— begin —
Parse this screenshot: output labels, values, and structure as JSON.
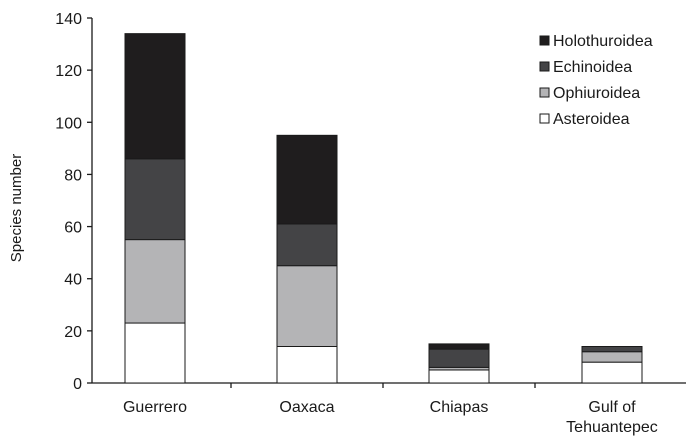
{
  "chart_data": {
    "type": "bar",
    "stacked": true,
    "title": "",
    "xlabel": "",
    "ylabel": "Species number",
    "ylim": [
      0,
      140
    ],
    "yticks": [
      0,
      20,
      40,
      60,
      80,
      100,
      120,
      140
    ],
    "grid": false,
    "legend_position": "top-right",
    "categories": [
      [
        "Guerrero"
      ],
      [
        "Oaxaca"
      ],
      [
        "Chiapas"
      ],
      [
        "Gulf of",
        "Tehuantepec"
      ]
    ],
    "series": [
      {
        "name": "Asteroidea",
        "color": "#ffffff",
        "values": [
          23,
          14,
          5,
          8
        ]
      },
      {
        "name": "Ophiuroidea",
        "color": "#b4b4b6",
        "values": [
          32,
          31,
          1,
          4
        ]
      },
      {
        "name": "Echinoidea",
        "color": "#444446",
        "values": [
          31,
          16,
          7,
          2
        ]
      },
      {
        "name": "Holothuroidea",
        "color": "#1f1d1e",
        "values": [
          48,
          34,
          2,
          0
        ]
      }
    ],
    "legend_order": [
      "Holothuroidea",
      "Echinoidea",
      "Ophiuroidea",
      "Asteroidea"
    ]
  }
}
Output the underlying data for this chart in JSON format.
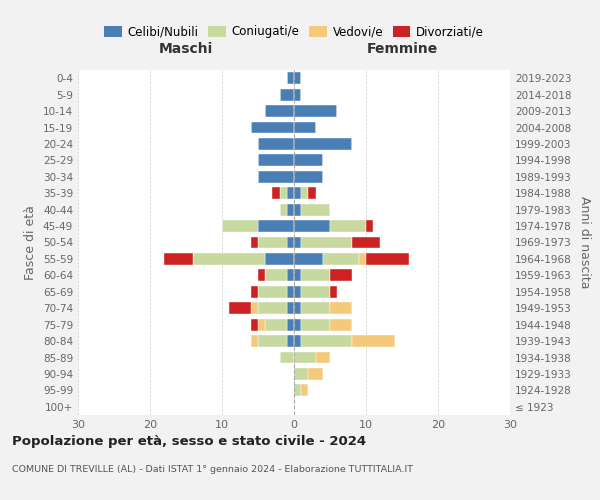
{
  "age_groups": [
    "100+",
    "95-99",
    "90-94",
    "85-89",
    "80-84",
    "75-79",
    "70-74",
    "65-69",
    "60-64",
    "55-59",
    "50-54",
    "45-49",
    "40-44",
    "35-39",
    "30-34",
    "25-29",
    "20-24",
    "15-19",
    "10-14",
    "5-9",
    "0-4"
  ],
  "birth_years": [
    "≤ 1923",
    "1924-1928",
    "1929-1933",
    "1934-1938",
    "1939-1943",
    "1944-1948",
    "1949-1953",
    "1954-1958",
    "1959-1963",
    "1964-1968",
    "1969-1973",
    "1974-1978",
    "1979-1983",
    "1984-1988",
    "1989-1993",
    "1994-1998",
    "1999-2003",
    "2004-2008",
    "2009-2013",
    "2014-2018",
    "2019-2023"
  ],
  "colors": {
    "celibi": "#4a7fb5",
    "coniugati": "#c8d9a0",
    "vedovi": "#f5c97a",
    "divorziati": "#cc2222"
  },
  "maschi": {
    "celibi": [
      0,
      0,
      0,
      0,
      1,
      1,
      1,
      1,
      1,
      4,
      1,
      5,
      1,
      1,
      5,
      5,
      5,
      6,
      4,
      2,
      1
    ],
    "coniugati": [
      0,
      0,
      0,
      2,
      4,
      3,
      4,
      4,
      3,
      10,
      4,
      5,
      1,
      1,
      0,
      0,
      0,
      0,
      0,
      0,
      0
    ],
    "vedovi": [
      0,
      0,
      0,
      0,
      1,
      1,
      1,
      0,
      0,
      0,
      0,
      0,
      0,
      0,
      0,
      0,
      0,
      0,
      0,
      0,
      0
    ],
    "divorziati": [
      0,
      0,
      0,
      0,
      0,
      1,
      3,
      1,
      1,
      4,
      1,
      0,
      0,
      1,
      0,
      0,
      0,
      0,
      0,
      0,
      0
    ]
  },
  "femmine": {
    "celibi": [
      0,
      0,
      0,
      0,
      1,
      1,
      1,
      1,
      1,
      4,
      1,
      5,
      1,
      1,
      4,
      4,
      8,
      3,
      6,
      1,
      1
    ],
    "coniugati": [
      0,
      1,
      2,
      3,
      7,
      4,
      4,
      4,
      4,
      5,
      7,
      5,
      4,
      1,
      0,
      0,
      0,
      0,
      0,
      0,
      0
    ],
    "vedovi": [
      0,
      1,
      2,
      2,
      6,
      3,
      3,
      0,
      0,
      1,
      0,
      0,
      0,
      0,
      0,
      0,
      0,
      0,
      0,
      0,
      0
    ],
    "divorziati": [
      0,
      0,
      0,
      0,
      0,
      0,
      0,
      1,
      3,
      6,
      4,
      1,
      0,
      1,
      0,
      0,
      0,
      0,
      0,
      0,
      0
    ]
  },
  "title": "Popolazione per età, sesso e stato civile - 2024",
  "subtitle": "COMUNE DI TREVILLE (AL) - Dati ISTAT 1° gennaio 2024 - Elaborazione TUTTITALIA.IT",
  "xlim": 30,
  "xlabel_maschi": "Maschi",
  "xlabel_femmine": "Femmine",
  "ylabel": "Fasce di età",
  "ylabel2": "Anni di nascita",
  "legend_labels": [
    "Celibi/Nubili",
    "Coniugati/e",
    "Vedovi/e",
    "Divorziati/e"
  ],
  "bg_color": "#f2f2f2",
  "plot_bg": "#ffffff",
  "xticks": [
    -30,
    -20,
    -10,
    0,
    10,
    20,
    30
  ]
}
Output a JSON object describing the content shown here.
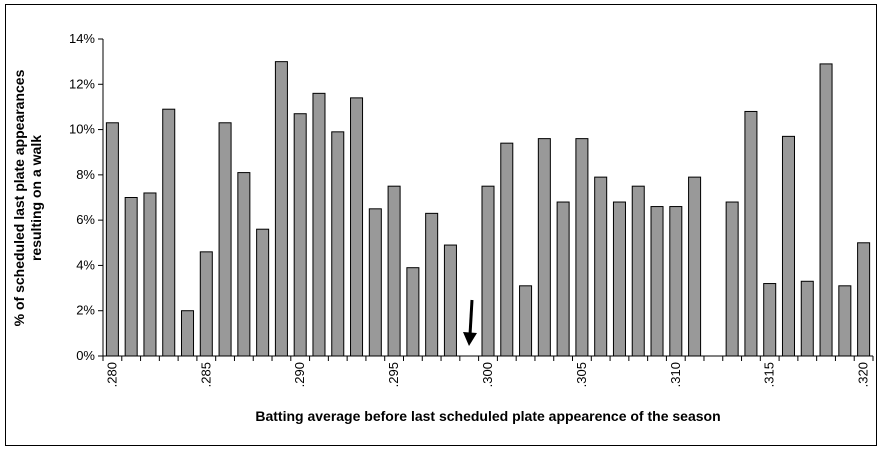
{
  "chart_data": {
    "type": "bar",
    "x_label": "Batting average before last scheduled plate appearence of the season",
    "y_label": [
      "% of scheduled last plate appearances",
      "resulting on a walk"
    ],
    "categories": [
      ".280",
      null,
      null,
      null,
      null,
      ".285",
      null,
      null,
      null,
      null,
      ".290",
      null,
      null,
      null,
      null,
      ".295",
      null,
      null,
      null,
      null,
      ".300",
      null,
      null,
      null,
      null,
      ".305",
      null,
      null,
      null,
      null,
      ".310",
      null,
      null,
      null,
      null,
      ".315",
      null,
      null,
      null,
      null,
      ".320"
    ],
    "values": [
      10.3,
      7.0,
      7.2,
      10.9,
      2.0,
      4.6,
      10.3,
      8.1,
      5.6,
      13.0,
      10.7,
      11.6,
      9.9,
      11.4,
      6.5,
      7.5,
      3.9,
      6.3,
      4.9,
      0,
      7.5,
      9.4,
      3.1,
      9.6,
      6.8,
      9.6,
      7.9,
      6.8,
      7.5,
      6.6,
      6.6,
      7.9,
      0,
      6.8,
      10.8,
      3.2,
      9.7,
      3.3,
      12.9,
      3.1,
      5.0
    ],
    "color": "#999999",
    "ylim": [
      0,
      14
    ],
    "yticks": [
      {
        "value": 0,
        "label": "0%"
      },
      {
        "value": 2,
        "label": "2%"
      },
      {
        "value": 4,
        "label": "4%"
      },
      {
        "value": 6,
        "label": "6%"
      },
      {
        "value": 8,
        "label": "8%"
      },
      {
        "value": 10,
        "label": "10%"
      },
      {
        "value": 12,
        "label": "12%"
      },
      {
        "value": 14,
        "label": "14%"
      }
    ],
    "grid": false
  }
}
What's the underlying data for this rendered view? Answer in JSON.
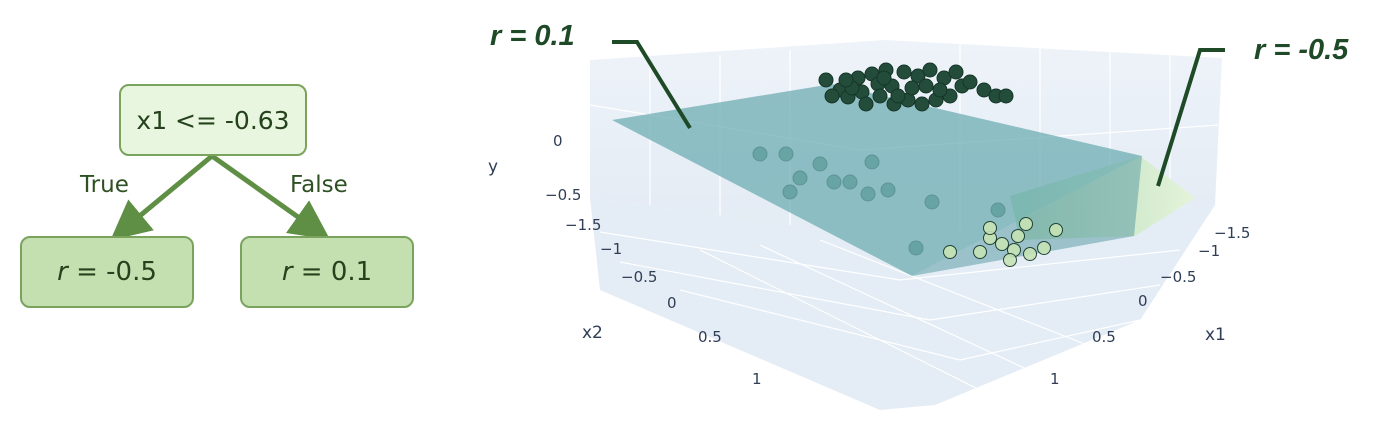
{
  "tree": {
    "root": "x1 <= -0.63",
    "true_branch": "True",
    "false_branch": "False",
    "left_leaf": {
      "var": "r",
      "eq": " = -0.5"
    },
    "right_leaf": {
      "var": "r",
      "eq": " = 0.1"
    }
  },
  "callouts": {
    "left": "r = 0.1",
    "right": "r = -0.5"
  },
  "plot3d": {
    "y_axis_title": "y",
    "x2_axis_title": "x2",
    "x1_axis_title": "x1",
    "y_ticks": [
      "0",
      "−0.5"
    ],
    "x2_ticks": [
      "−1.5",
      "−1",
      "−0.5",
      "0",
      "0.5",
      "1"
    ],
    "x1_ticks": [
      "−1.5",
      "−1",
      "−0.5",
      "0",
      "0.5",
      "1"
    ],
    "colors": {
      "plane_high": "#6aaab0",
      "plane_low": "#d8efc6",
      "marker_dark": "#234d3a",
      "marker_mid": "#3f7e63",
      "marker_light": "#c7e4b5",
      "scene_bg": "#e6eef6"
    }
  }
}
— end —
● WHAT IS BEING ASKED
Write out the material above again, word for word, minus its pictures.

● RESULT FOR THIS TASK
Parse this screenshot: output labels, values, and structure as JSON.
{
  "chart_data": {
    "type": "bar",
    "stacked": true,
    "title": "",
    "xlabel": "",
    "ylabel": "Species number",
    "ylim": [
      0,
      140
    ],
    "yticks": [
      0,
      20,
      40,
      60,
      80,
      100,
      120,
      140
    ],
    "grid": false,
    "legend_position": "top-right",
    "categories": [
      [
        "Guerrero"
      ],
      [
        "Oaxaca"
      ],
      [
        "Chiapas"
      ],
      [
        "Gulf of",
        "Tehuantepec"
      ]
    ],
    "series": [
      {
        "name": "Asteroidea",
        "color": "#ffffff",
        "values": [
          23,
          14,
          5,
          8
        ]
      },
      {
        "name": "Ophiuroidea",
        "color": "#b4b4b6",
        "values": [
          32,
          31,
          1,
          4
        ]
      },
      {
        "name": "Echinoidea",
        "color": "#444446",
        "values": [
          31,
          16,
          7,
          2
        ]
      },
      {
        "name": "Holothuroidea",
        "color": "#1f1d1e",
        "values": [
          48,
          34,
          2,
          0
        ]
      }
    ],
    "legend_order": [
      "Holothuroidea",
      "Echinoidea",
      "Ophiuroidea",
      "Asteroidea"
    ]
  }
}
Output the underlying data for this chart in JSON format.
{
  "age_groups": [
    "100+",
    "95-99",
    "90-94",
    "85-89",
    "80-84",
    "75-79",
    "70-74",
    "65-69",
    "60-64",
    "55-59",
    "50-54",
    "45-49",
    "40-44",
    "35-39",
    "30-34",
    "25-29",
    "20-24",
    "15-19",
    "10-14",
    "5-9",
    "0-4"
  ],
  "birth_years": [
    "≤ 1923",
    "1924-1928",
    "1929-1933",
    "1934-1938",
    "1939-1943",
    "1944-1948",
    "1949-1953",
    "1954-1958",
    "1959-1963",
    "1964-1968",
    "1969-1973",
    "1974-1978",
    "1979-1983",
    "1984-1988",
    "1989-1993",
    "1994-1998",
    "1999-2003",
    "2004-2008",
    "2009-2013",
    "2014-2018",
    "2019-2023"
  ],
  "colors": {
    "celibi": "#4a7fb5",
    "coniugati": "#c8d9a0",
    "vedovi": "#f5c97a",
    "divorziati": "#cc2222"
  },
  "maschi": {
    "celibi": [
      0,
      0,
      0,
      0,
      1,
      1,
      1,
      1,
      1,
      4,
      1,
      5,
      1,
      1,
      5,
      5,
      5,
      6,
      4,
      2,
      1
    ],
    "coniugati": [
      0,
      0,
      0,
      2,
      4,
      3,
      4,
      4,
      3,
      10,
      4,
      5,
      1,
      1,
      0,
      0,
      0,
      0,
      0,
      0,
      0
    ],
    "vedovi": [
      0,
      0,
      0,
      0,
      1,
      1,
      1,
      0,
      0,
      0,
      0,
      0,
      0,
      0,
      0,
      0,
      0,
      0,
      0,
      0,
      0
    ],
    "divorziati": [
      0,
      0,
      0,
      0,
      0,
      1,
      3,
      1,
      1,
      4,
      1,
      0,
      0,
      1,
      0,
      0,
      0,
      0,
      0,
      0,
      0
    ]
  },
  "femmine": {
    "celibi": [
      0,
      0,
      0,
      0,
      1,
      1,
      1,
      1,
      1,
      4,
      1,
      5,
      1,
      1,
      4,
      4,
      8,
      3,
      6,
      1,
      1
    ],
    "coniugati": [
      0,
      1,
      2,
      3,
      7,
      4,
      4,
      4,
      4,
      5,
      7,
      5,
      4,
      1,
      0,
      0,
      0,
      0,
      0,
      0,
      0
    ],
    "vedovi": [
      0,
      1,
      2,
      2,
      6,
      3,
      3,
      0,
      0,
      1,
      0,
      0,
      0,
      0,
      0,
      0,
      0,
      0,
      0,
      0,
      0
    ],
    "divorziati": [
      0,
      0,
      0,
      0,
      0,
      0,
      0,
      1,
      3,
      6,
      4,
      1,
      0,
      1,
      0,
      0,
      0,
      0,
      0,
      0,
      0
    ]
  },
  "title": "Popolazione per età, sesso e stato civile - 2024",
  "subtitle": "COMUNE DI TREVILLE (AL) - Dati ISTAT 1° gennaio 2024 - Elaborazione TUTTITALIA.IT",
  "xlim": 30,
  "xlabel_maschi": "Maschi",
  "xlabel_femmine": "Femmine",
  "ylabel": "Fasce di età",
  "ylabel2": "Anni di nascita",
  "legend_labels": [
    "Celibi/Nubili",
    "Coniugati/e",
    "Vedovi/e",
    "Divorziati/e"
  ],
  "bg_color": "#f2f2f2",
  "plot_bg": "#ffffff",
  "xticks": [
    -30,
    -20,
    -10,
    0,
    10,
    20,
    30
  ]
}
Output a JSON object describing the content shown here.
{
  "chart_data": {
    "type": "bar",
    "x_label": "Batting average before last scheduled plate appearence of the season",
    "y_label": [
      "% of scheduled last plate appearances",
      "resulting on a walk"
    ],
    "categories": [
      ".280",
      null,
      null,
      null,
      null,
      ".285",
      null,
      null,
      null,
      null,
      ".290",
      null,
      null,
      null,
      null,
      ".295",
      null,
      null,
      null,
      null,
      ".300",
      null,
      null,
      null,
      null,
      ".305",
      null,
      null,
      null,
      null,
      ".310",
      null,
      null,
      null,
      null,
      ".315",
      null,
      null,
      null,
      null,
      ".320"
    ],
    "values": [
      10.3,
      7.0,
      7.2,
      10.9,
      2.0,
      4.6,
      10.3,
      8.1,
      5.6,
      13.0,
      10.7,
      11.6,
      9.9,
      11.4,
      6.5,
      7.5,
      3.9,
      6.3,
      4.9,
      0,
      7.5,
      9.4,
      3.1,
      9.6,
      6.8,
      9.6,
      7.9,
      6.8,
      7.5,
      6.6,
      6.6,
      7.9,
      0,
      6.8,
      10.8,
      3.2,
      9.7,
      3.3,
      12.9,
      3.1,
      5.0
    ],
    "color": "#999999",
    "ylim": [
      0,
      14
    ],
    "yticks": [
      {
        "value": 0,
        "label": "0%"
      },
      {
        "value": 2,
        "label": "2%"
      },
      {
        "value": 4,
        "label": "4%"
      },
      {
        "value": 6,
        "label": "6%"
      },
      {
        "value": 8,
        "label": "8%"
      },
      {
        "value": 10,
        "label": "10%"
      },
      {
        "value": 12,
        "label": "12%"
      },
      {
        "value": 14,
        "label": "14%"
      }
    ],
    "grid": false
  }
}
What's the underlying data for this rendered view? Answer in JSON.
{
  "tree": {
    "root": "x1 <= -0.63",
    "true_branch": "True",
    "false_branch": "False",
    "left_leaf": {
      "var": "r",
      "eq": " = -0.5"
    },
    "right_leaf": {
      "var": "r",
      "eq": " = 0.1"
    }
  },
  "callouts": {
    "left": "r = 0.1",
    "right": "r = -0.5"
  },
  "plot3d": {
    "y_axis_title": "y",
    "x2_axis_title": "x2",
    "x1_axis_title": "x1",
    "y_ticks": [
      "0",
      "−0.5"
    ],
    "x2_ticks": [
      "−1.5",
      "−1",
      "−0.5",
      "0",
      "0.5",
      "1"
    ],
    "x1_ticks": [
      "−1.5",
      "−1",
      "−0.5",
      "0",
      "0.5",
      "1"
    ],
    "colors": {
      "plane_high": "#6aaab0",
      "plane_low": "#d8efc6",
      "marker_dark": "#234d3a",
      "marker_mid": "#3f7e63",
      "marker_light": "#c7e4b5",
      "scene_bg": "#e6eef6"
    }
  }
}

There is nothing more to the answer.